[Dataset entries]
☆ ☆ ☆ ☆ ☆
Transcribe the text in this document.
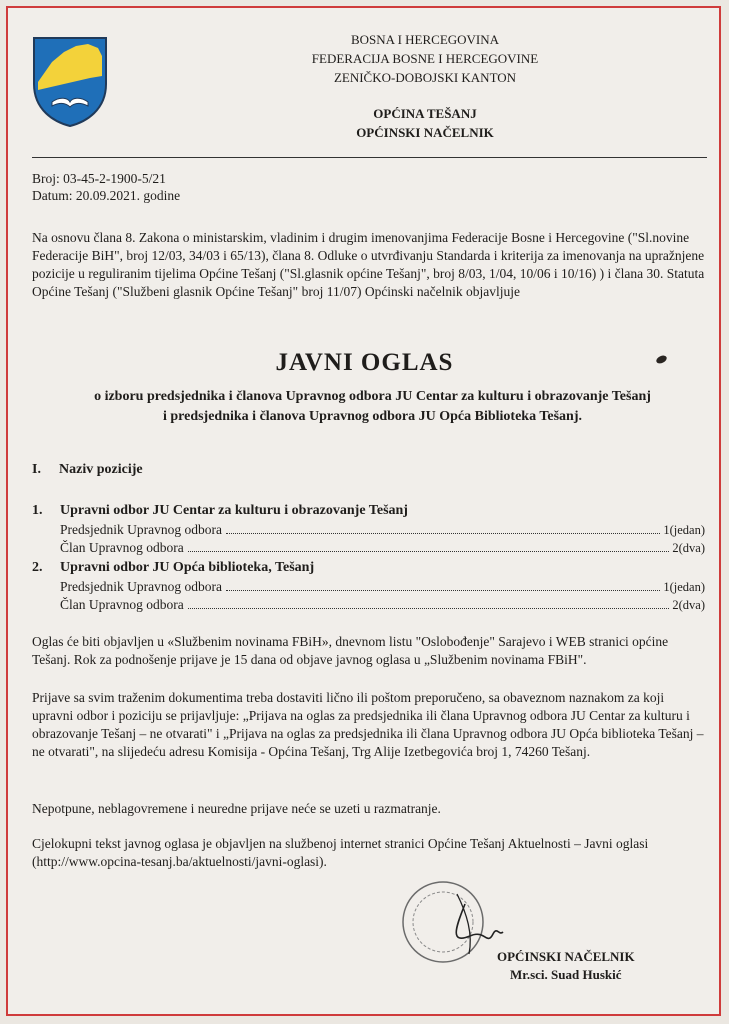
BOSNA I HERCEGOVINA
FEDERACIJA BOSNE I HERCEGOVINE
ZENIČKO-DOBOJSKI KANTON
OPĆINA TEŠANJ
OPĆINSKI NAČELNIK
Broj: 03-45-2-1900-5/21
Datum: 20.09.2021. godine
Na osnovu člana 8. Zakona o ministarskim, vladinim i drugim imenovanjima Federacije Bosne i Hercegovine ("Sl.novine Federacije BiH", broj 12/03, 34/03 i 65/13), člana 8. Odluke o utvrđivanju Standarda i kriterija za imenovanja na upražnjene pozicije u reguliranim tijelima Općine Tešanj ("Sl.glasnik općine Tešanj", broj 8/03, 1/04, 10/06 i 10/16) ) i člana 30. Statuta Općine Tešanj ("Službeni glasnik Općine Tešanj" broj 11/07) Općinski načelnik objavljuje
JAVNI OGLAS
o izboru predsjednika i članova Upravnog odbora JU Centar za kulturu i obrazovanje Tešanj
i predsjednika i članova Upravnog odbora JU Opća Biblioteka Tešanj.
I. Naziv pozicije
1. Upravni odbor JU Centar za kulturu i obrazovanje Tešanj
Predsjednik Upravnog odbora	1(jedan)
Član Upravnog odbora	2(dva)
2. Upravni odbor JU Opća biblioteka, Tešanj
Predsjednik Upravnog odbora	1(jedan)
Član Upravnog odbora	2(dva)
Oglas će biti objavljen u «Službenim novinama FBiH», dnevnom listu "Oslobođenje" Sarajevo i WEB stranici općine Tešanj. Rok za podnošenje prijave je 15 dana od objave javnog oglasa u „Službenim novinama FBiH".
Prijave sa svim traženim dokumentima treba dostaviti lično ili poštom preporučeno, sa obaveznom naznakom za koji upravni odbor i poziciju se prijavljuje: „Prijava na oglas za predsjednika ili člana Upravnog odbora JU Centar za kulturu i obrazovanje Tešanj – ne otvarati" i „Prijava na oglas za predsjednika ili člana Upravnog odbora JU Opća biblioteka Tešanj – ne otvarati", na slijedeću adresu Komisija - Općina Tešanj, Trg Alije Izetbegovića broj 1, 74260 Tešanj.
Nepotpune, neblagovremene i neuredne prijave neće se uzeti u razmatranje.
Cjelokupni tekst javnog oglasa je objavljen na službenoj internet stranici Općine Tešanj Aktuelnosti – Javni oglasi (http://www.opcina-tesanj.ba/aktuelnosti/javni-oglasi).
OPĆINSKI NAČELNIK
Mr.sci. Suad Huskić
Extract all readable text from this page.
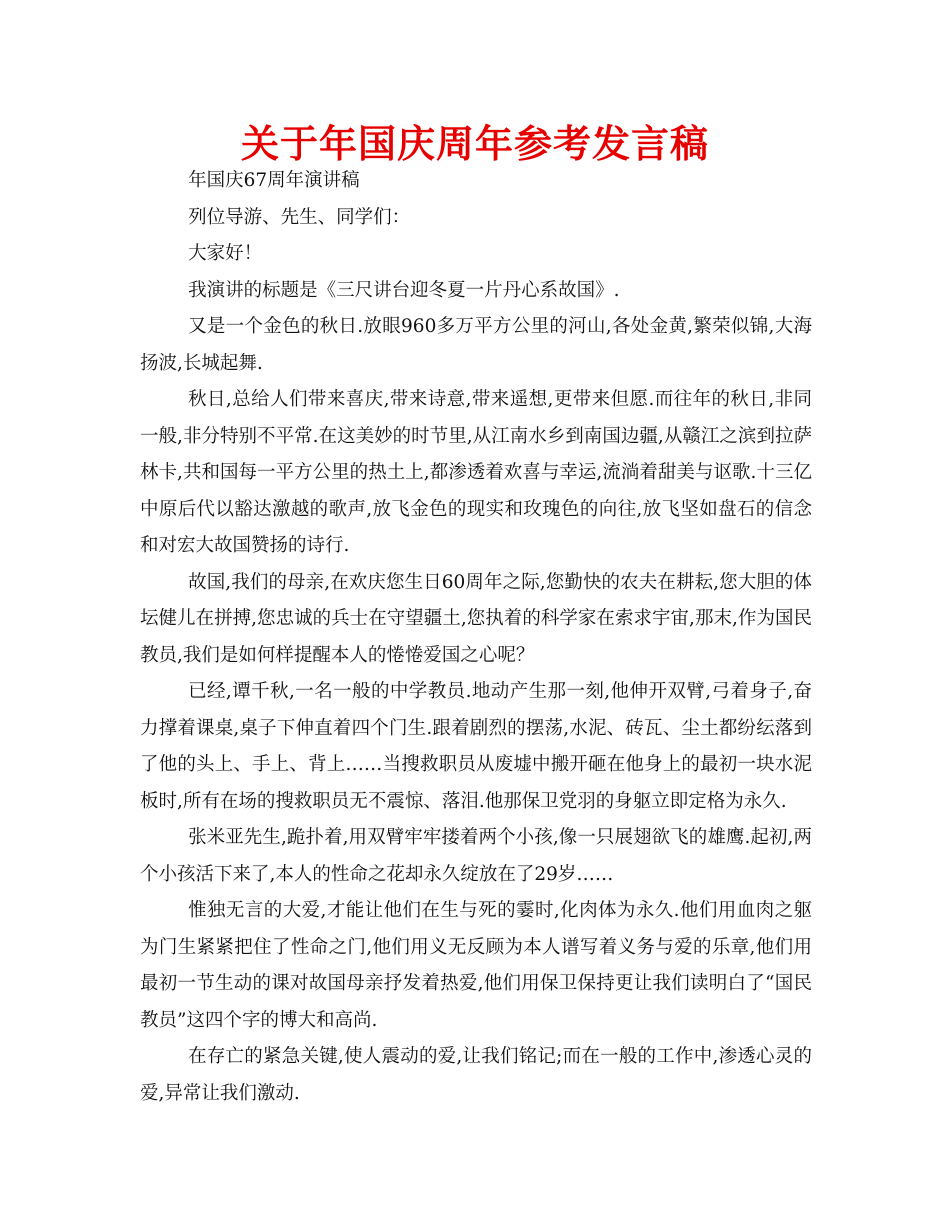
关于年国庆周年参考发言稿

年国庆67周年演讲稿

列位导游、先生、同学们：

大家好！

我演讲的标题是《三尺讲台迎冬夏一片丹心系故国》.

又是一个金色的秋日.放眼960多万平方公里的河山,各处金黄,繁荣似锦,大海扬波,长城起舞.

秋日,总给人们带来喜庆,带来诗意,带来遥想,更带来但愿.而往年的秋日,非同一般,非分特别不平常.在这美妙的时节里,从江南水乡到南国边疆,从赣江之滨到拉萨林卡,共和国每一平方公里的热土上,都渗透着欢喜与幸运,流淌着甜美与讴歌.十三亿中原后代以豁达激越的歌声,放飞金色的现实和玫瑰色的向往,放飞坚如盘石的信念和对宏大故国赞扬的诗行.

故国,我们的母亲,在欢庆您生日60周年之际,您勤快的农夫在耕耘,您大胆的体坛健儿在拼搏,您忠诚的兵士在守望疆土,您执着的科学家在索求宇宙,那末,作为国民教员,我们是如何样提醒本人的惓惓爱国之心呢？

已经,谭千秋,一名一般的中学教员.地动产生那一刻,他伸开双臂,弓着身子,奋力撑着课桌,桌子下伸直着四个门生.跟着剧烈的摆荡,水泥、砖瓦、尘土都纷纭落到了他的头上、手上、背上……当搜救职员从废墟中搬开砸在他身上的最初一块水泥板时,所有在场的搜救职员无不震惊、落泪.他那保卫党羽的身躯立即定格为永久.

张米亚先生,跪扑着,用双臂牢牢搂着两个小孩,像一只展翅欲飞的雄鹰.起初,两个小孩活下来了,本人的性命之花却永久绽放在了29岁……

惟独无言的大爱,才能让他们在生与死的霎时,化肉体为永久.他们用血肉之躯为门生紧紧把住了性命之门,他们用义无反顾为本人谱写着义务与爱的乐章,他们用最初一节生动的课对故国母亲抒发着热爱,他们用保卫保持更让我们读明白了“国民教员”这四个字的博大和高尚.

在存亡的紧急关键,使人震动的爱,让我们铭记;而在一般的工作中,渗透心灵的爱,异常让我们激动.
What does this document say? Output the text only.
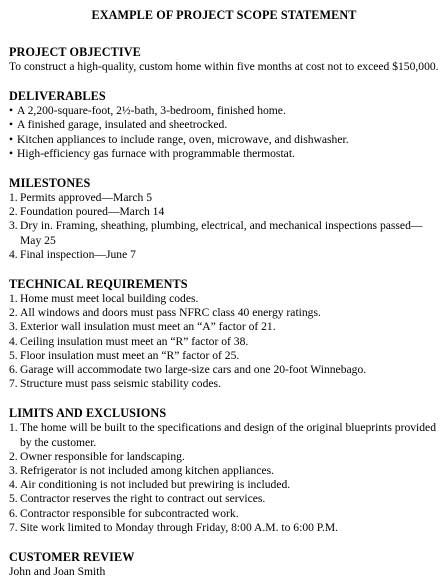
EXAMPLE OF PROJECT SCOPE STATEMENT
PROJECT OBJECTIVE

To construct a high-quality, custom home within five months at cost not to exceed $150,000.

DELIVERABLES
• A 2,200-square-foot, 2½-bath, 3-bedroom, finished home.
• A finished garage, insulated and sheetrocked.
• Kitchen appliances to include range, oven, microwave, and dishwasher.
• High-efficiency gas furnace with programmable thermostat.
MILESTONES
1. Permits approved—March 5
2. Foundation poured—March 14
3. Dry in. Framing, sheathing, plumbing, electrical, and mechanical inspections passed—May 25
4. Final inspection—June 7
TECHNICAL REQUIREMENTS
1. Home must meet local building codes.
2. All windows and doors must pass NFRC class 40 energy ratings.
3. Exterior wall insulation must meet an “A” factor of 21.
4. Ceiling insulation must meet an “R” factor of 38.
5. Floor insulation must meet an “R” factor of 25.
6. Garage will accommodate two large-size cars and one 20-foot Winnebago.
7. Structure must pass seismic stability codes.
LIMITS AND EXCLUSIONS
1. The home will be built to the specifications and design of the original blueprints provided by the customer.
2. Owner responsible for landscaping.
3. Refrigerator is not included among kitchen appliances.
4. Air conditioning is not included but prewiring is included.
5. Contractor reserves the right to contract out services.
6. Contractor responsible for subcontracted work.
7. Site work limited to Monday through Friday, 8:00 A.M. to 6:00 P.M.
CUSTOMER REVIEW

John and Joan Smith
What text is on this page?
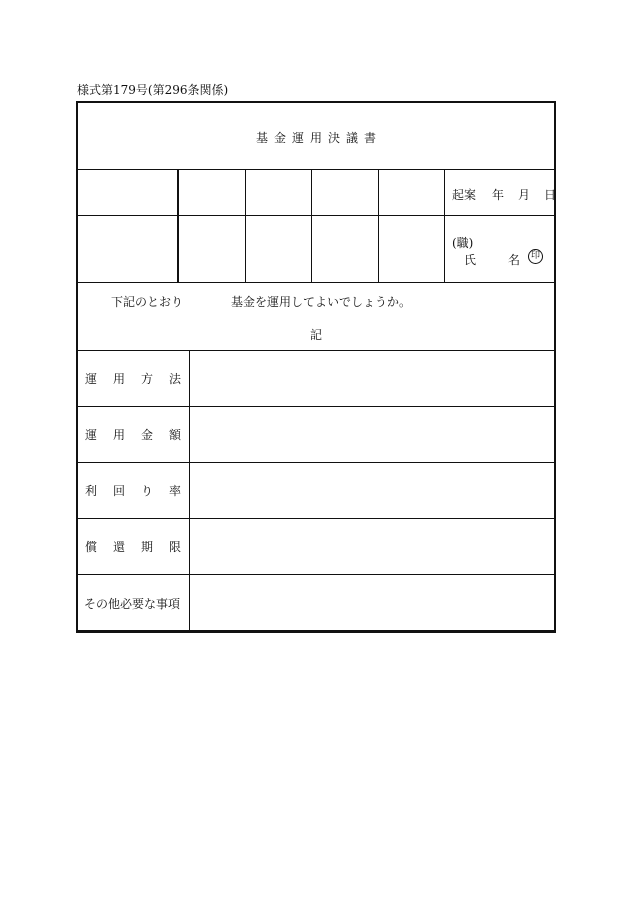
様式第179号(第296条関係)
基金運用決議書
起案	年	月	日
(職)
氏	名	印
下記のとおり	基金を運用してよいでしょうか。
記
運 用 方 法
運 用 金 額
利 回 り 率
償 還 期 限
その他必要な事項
☆ ☆ ☆ ☆ ☆
Instructions for the task :: Copy out all the data without changing anything, and drop the pictures.

Answer to the exercise ::
Transcribe the text in this document.
BOSNA I HERCEGOVINA
FEDERACIJA BOSNE I HERCEGOVINE
ZENIČKO-DOBOJSKI KANTON
OPĆINA TEŠANJ
OPĆINSKI NAČELNIK
Broj: 03-45-2-1900-5/21
Datum: 20.09.2021. godine
Na osnovu člana 8. Zakona o ministarskim, vladinim i drugim imenovanjima Federacije Bosne i Hercegovine ("Sl.novine Federacije BiH", broj 12/03, 34/03 i 65/13), člana 8. Odluke o utvrđivanju Standarda i kriterija za imenovanja na upražnjene pozicije u reguliranim tijelima Općine Tešanj ("Sl.glasnik općine Tešanj", broj 8/03, 1/04, 10/06 i 10/16) ) i člana 30. Statuta Općine Tešanj ("Službeni glasnik Općine Tešanj" broj 11/07) Općinski načelnik objavljuje
JAVNI OGLAS
o izboru predsjednika i članova Upravnog odbora JU Centar za kulturu i obrazovanje Tešanj
i predsjednika i članova Upravnog odbora JU Opća Biblioteka Tešanj.
I. Naziv pozicije
1. Upravni odbor JU Centar za kulturu i obrazovanje Tešanj
Predsjednik Upravnog odbora	1(jedan)
Član Upravnog odbora	2(dva)
2. Upravni odbor JU Opća biblioteka, Tešanj
Predsjednik Upravnog odbora	1(jedan)
Član Upravnog odbora	2(dva)
Oglas će biti objavljen u «Službenim novinama FBiH», dnevnom listu "Oslobođenje" Sarajevo i WEB stranici općine Tešanj. Rok za podnošenje prijave je 15 dana od objave javnog oglasa u „Službenim novinama FBiH".
Prijave sa svim traženim dokumentima treba dostaviti lično ili poštom preporučeno, sa obaveznom naznakom za koji upravni odbor i poziciju se prijavljuje: „Prijava na oglas za predsjednika ili člana Upravnog odbora JU Centar za kulturu i obrazovanje Tešanj – ne otvarati" i „Prijava na oglas za predsjednika ili člana Upravnog odbora JU Opća biblioteka Tešanj – ne otvarati", na slijedeću adresu Komisija - Općina Tešanj, Trg Alije Izetbegovića broj 1, 74260 Tešanj.
Nepotpune, neblagovremene i neuredne prijave neće se uzeti u razmatranje.
Cjelokupni tekst javnog oglasa je objavljen na službenoj internet stranici Općine Tešanj Aktuelnosti – Javni oglasi (http://www.opcina-tesanj.ba/aktuelnosti/javni-oglasi).
OPĆINSKI NAČELNIK
Mr.sci. Suad Huskić
Extract all readable text from this page.
关于年国庆周年参考发言稿

年国庆67周年演讲稿

列位导游、先生、同学们：

大家好！

我演讲的标题是《三尺讲台迎冬夏一片丹心系故国》.

又是一个金色的秋日.放眼960多万平方公里的河山,各处金黄,繁荣似锦,大海扬波,长城起舞.

秋日,总给人们带来喜庆,带来诗意,带来遥想,更带来但愿.而往年的秋日,非同一般,非分特别不平常.在这美妙的时节里,从江南水乡到南国边疆,从赣江之滨到拉萨林卡,共和国每一平方公里的热土上,都渗透着欢喜与幸运,流淌着甜美与讴歌.十三亿中原后代以豁达激越的歌声,放飞金色的现实和玫瑰色的向往,放飞坚如盘石的信念和对宏大故国赞扬的诗行.

故国,我们的母亲,在欢庆您生日60周年之际,您勤快的农夫在耕耘,您大胆的体坛健儿在拼搏,您忠诚的兵士在守望疆土,您执着的科学家在索求宇宙,那末,作为国民教员,我们是如何样提醒本人的惓惓爱国之心呢？

已经,谭千秋,一名一般的中学教员.地动产生那一刻,他伸开双臂,弓着身子,奋力撑着课桌,桌子下伸直着四个门生.跟着剧烈的摆荡,水泥、砖瓦、尘土都纷纭落到了他的头上、手上、背上……当搜救职员从废墟中搬开砸在他身上的最初一块水泥板时,所有在场的搜救职员无不震惊、落泪.他那保卫党羽的身躯立即定格为永久.

张米亚先生,跪扑着,用双臂牢牢搂着两个小孩,像一只展翅欲飞的雄鹰.起初,两个小孩活下来了,本人的性命之花却永久绽放在了29岁……

惟独无言的大爱,才能让他们在生与死的霎时,化肉体为永久.他们用血肉之躯为门生紧紧把住了性命之门,他们用义无反顾为本人谱写着义务与爱的乐章,他们用最初一节生动的课对故国母亲抒发着热爱,他们用保卫保持更让我们读明白了“国民教员”这四个字的博大和高尚.

在存亡的紧急关键,使人震动的爱,让我们铭记;而在一般的工作中,渗透心灵的爱,异常让我们激动.
What does this document say? Output the text only.
EXAMPLE OF PROJECT SCOPE STATEMENT
PROJECT OBJECTIVE

To construct a high-quality, custom home within five months at cost not to exceed $150,000.

DELIVERABLES
• A 2,200-square-foot, 2½-bath, 3-bedroom, finished home.
• A finished garage, insulated and sheetrocked.
• Kitchen appliances to include range, oven, microwave, and dishwasher.
• High-efficiency gas furnace with programmable thermostat.
MILESTONES
1. Permits approved—March 5
2. Foundation poured—March 14
3. Dry in. Framing, sheathing, plumbing, electrical, and mechanical inspections passed—May 25
4. Final inspection—June 7
TECHNICAL REQUIREMENTS
1. Home must meet local building codes.
2. All windows and doors must pass NFRC class 40 energy ratings.
3. Exterior wall insulation must meet an “A” factor of 21.
4. Ceiling insulation must meet an “R” factor of 38.
5. Floor insulation must meet an “R” factor of 25.
6. Garage will accommodate two large-size cars and one 20-foot Winnebago.
7. Structure must pass seismic stability codes.
LIMITS AND EXCLUSIONS
1. The home will be built to the specifications and design of the original blueprints provided by the customer.
2. Owner responsible for landscaping.
3. Refrigerator is not included among kitchen appliances.
4. Air conditioning is not included but prewiring is included.
5. Contractor reserves the right to contract out services.
6. Contractor responsible for subcontracted work.
7. Site work limited to Monday through Friday, 8:00 A.M. to 6:00 P.M.
CUSTOMER REVIEW

John and Joan Smith
What text is on this page?
様式第179号(第296条関係)
基金運用決議書
起案	年	月	日
(職)
氏	名	印
下記のとおり	基金を運用してよいでしょうか。
記
運 用 方 法
運 用 金 額
利 回 り 率
償 還 期 限
その他必要な事項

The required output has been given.